● **What you need to do**
Copy all the entries below exactly, but not the pictures.

● **Raw data**
---------------

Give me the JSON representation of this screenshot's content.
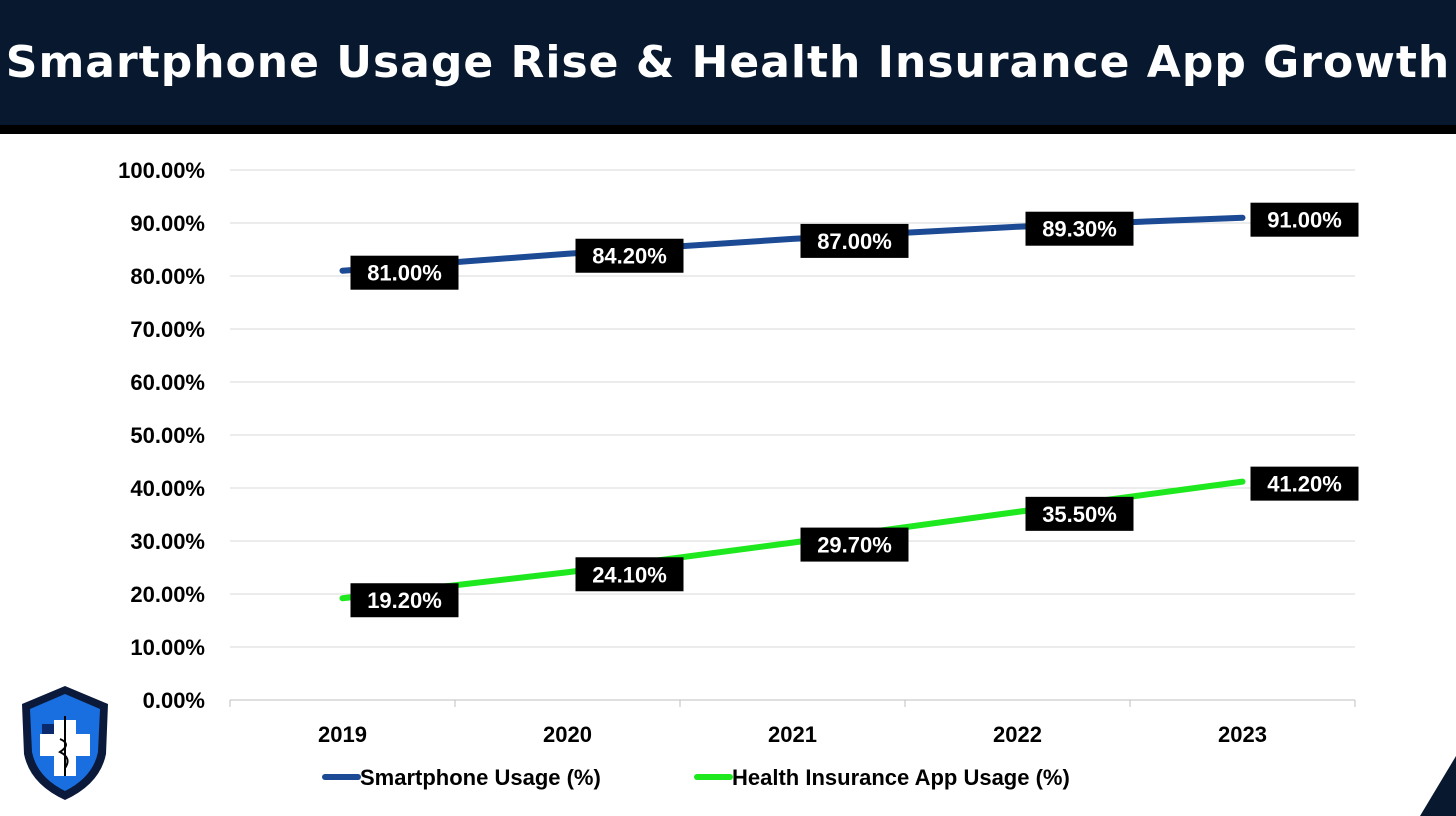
{
  "title": "Smartphone Usage Rise & Health Insurance App Growth",
  "logo": {
    "name": "shield-medical-logo",
    "colors": [
      "#1a6fe0",
      "#0b2a6b",
      "#ffffff"
    ]
  },
  "chart_data": {
    "type": "line",
    "categories": [
      "2019",
      "2020",
      "2021",
      "2022",
      "2023"
    ],
    "ylim": [
      0,
      100
    ],
    "yticks": [
      "0.00%",
      "10.00%",
      "20.00%",
      "30.00%",
      "40.00%",
      "50.00%",
      "60.00%",
      "70.00%",
      "80.00%",
      "90.00%",
      "100.00%"
    ],
    "grid": true,
    "legend": "bottom",
    "series": [
      {
        "name": "Smartphone Usage (%)",
        "color": "#1c4a94",
        "values": [
          81.0,
          84.2,
          87.0,
          89.3,
          91.0
        ],
        "labels": [
          "81.00%",
          "84.20%",
          "87.00%",
          "89.30%",
          "91.00%"
        ]
      },
      {
        "name": "Health Insurance App Usage (%)",
        "color": "#1ee81e",
        "values": [
          19.2,
          24.1,
          29.7,
          35.5,
          41.2
        ],
        "labels": [
          "19.20%",
          "24.10%",
          "29.70%",
          "35.50%",
          "41.20%"
        ]
      }
    ]
  }
}
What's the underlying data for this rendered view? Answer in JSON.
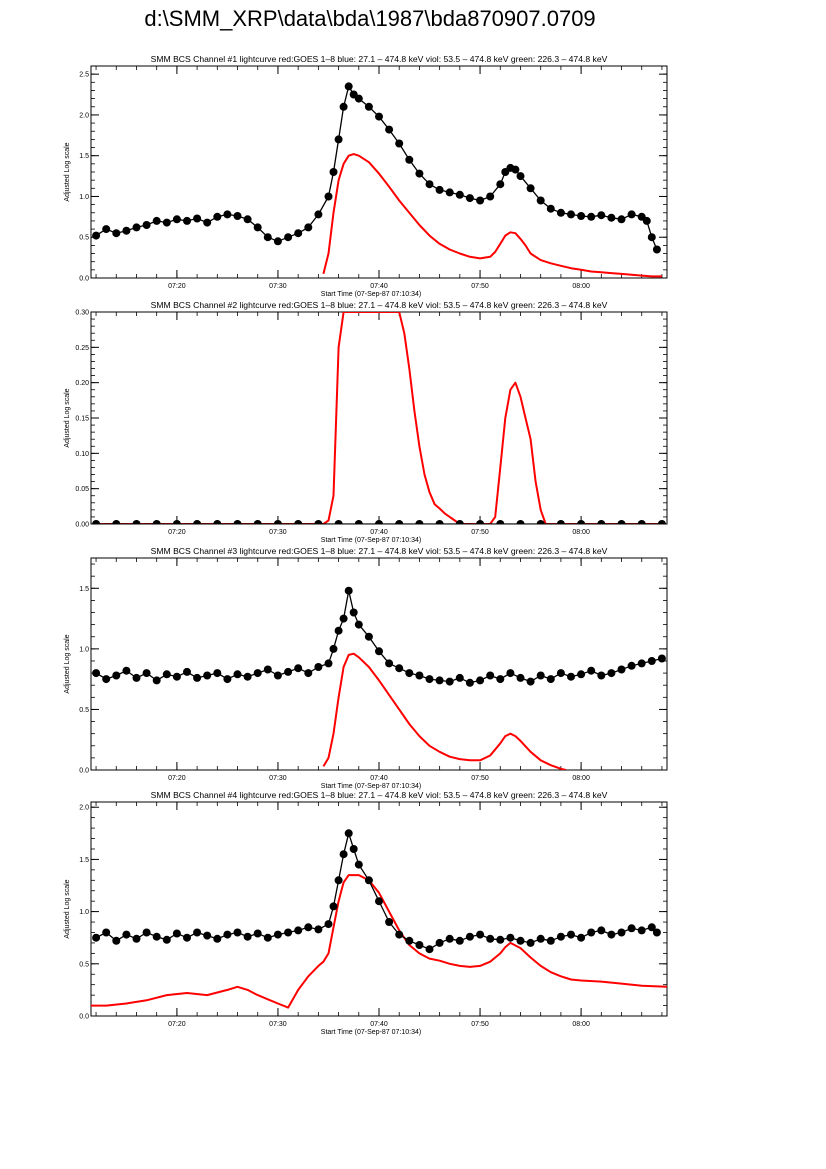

---------------

● **Completed exercise**
Give me the JSON representation of this screenshot's content.
{
  "title": "Smartphone Usage Rise & Health Insurance App Growth",
  "logo": {
    "name": "shield-medical-logo",
    "colors": [
      "#1a6fe0",
      "#0b2a6b",
      "#ffffff"
    ]
  },
  "chart_data": {
    "type": "line",
    "categories": [
      "2019",
      "2020",
      "2021",
      "2022",
      "2023"
    ],
    "ylim": [
      0,
      100
    ],
    "yticks": [
      "0.00%",
      "10.00%",
      "20.00%",
      "30.00%",
      "40.00%",
      "50.00%",
      "60.00%",
      "70.00%",
      "80.00%",
      "90.00%",
      "100.00%"
    ],
    "grid": true,
    "legend": "bottom",
    "series": [
      {
        "name": "Smartphone Usage (%)",
        "color": "#1c4a94",
        "values": [
          81.0,
          84.2,
          87.0,
          89.3,
          91.0
        ],
        "labels": [
          "81.00%",
          "84.20%",
          "87.00%",
          "89.30%",
          "91.00%"
        ]
      },
      {
        "name": "Health Insurance App Usage (%)",
        "color": "#1ee81e",
        "values": [
          19.2,
          24.1,
          29.7,
          35.5,
          41.2
        ],
        "labels": [
          "19.20%",
          "24.10%",
          "29.70%",
          "35.50%",
          "41.20%"
        ]
      }
    ]
  }
}
What's the underlying data for this rendered view? Answer in JSON.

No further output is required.